*** PROVIDED DATA
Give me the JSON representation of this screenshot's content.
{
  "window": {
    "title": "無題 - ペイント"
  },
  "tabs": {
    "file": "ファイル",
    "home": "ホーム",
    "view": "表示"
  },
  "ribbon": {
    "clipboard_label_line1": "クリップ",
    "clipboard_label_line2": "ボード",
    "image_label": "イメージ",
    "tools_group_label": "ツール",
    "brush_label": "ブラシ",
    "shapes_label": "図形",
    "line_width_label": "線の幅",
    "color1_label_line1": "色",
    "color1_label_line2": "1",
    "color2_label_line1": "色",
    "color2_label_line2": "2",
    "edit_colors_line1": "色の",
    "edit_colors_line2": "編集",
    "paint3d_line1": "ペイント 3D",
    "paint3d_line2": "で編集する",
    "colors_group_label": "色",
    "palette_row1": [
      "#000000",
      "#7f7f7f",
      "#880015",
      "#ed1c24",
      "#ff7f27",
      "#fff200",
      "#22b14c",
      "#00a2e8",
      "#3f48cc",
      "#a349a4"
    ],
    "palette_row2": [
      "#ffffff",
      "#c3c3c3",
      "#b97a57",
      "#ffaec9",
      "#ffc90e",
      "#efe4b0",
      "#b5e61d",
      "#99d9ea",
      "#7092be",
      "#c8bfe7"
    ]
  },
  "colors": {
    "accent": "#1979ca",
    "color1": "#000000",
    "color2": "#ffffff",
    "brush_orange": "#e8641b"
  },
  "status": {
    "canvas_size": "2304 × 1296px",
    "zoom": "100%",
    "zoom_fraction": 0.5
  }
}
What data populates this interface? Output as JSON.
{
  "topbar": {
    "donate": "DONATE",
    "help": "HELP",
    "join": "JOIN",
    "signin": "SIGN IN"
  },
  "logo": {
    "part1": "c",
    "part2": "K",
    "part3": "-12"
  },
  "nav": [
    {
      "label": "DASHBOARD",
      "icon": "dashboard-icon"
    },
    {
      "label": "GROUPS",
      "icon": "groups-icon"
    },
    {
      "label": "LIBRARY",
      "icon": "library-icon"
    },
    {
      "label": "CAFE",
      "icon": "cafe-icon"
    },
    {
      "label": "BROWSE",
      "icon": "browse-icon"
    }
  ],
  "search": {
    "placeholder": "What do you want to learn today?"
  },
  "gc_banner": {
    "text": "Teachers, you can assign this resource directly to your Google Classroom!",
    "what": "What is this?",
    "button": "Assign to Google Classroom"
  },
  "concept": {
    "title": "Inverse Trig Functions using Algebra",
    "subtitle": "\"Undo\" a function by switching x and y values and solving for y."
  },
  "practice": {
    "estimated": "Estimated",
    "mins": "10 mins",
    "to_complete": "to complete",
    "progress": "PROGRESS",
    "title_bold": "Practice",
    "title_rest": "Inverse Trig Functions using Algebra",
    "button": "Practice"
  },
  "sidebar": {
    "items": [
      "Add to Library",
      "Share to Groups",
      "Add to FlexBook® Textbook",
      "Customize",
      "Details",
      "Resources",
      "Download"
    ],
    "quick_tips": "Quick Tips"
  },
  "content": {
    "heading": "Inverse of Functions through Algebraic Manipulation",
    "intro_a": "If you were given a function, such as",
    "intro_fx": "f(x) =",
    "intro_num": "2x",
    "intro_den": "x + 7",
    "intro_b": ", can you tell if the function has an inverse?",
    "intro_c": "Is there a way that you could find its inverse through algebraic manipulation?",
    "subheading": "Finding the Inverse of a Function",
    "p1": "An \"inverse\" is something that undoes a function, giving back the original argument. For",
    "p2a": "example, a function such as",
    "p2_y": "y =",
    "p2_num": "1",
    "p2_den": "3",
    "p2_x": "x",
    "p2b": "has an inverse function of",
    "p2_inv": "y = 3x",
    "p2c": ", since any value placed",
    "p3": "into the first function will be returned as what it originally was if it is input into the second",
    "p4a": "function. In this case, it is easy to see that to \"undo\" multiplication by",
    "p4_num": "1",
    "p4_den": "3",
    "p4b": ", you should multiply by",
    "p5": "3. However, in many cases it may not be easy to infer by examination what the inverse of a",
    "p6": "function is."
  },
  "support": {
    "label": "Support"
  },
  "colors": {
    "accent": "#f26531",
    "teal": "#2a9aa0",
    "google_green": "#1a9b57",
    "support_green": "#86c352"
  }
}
******
- _WHAT TO DO_
Please repeat the material above, word for word and in full.

- _SOLUTION TO THIS PROBLEM_
Give me the JSON representation of this screenshot's content.
{
  "window": {
    "title": "無題 - ペイント"
  },
  "tabs": {
    "file": "ファイル",
    "home": "ホーム",
    "view": "表示"
  },
  "ribbon": {
    "clipboard_label_line1": "クリップ",
    "clipboard_label_line2": "ボード",
    "image_label": "イメージ",
    "tools_group_label": "ツール",
    "brush_label": "ブラシ",
    "shapes_label": "図形",
    "line_width_label": "線の幅",
    "color1_label_line1": "色",
    "color1_label_line2": "1",
    "color2_label_line1": "色",
    "color2_label_line2": "2",
    "edit_colors_line1": "色の",
    "edit_colors_line2": "編集",
    "paint3d_line1": "ペイント 3D",
    "paint3d_line2": "で編集する",
    "colors_group_label": "色",
    "palette_row1": [
      "#000000",
      "#7f7f7f",
      "#880015",
      "#ed1c24",
      "#ff7f27",
      "#fff200",
      "#22b14c",
      "#00a2e8",
      "#3f48cc",
      "#a349a4"
    ],
    "palette_row2": [
      "#ffffff",
      "#c3c3c3",
      "#b97a57",
      "#ffaec9",
      "#ffc90e",
      "#efe4b0",
      "#b5e61d",
      "#99d9ea",
      "#7092be",
      "#c8bfe7"
    ]
  },
  "colors": {
    "accent": "#1979ca",
    "color1": "#000000",
    "color2": "#ffffff",
    "brush_orange": "#e8641b"
  },
  "status": {
    "canvas_size": "2304 × 1296px",
    "zoom": "100%",
    "zoom_fraction": 0.5
  }
}
What data populates this interface? Output as JSON.
{
  "topbar": {
    "donate": "DONATE",
    "help": "HELP",
    "join": "JOIN",
    "signin": "SIGN IN"
  },
  "logo": {
    "part1": "c",
    "part2": "K",
    "part3": "-12"
  },
  "nav": [
    {
      "label": "DASHBOARD",
      "icon": "dashboard-icon"
    },
    {
      "label": "GROUPS",
      "icon": "groups-icon"
    },
    {
      "label": "LIBRARY",
      "icon": "library-icon"
    },
    {
      "label": "CAFE",
      "icon": "cafe-icon"
    },
    {
      "label": "BROWSE",
      "icon": "browse-icon"
    }
  ],
  "search": {
    "placeholder": "What do you want to learn today?"
  },
  "gc_banner": {
    "text": "Teachers, you can assign this resource directly to your Google Classroom!",
    "what": "What is this?",
    "button": "Assign to Google Classroom"
  },
  "concept": {
    "title": "Inverse Trig Functions using Algebra",
    "subtitle": "\"Undo\" a function by switching x and y values and solving for y."
  },
  "practice": {
    "estimated": "Estimated",
    "mins": "10 mins",
    "to_complete": "to complete",
    "progress": "PROGRESS",
    "title_bold": "Practice",
    "title_rest": "Inverse Trig Functions using Algebra",
    "button": "Practice"
  },
  "sidebar": {
    "items": [
      "Add to Library",
      "Share to Groups",
      "Add to FlexBook® Textbook",
      "Customize",
      "Details",
      "Resources",
      "Download"
    ],
    "quick_tips": "Quick Tips"
  },
  "content": {
    "heading": "Inverse of Functions through Algebraic Manipulation",
    "intro_a": "If you were given a function, such as",
    "intro_fx": "f(x) =",
    "intro_num": "2x",
    "intro_den": "x + 7",
    "intro_b": ", can you tell if the function has an inverse?",
    "intro_c": "Is there a way that you could find its inverse through algebraic manipulation?",
    "subheading": "Finding the Inverse of a Function",
    "p1": "An \"inverse\" is something that undoes a function, giving back the original argument. For",
    "p2a": "example, a function such as",
    "p2_y": "y =",
    "p2_num": "1",
    "p2_den": "3",
    "p2_x": "x",
    "p2b": "has an inverse function of",
    "p2_inv": "y = 3x",
    "p2c": ", since any value placed",
    "p3": "into the first function will be returned as what it originally was if it is input into the second",
    "p4a": "function. In this case, it is easy to see that to \"undo\" multiplication by",
    "p4_num": "1",
    "p4_den": "3",
    "p4b": ", you should multiply by",
    "p5": "3. However, in many cases it may not be easy to infer by examination what the inverse of a",
    "p6": "function is."
  },
  "support": {
    "label": "Support"
  },
  "colors": {
    "accent": "#f26531",
    "teal": "#2a9aa0",
    "google_green": "#1a9b57",
    "support_green": "#86c352"
  }
}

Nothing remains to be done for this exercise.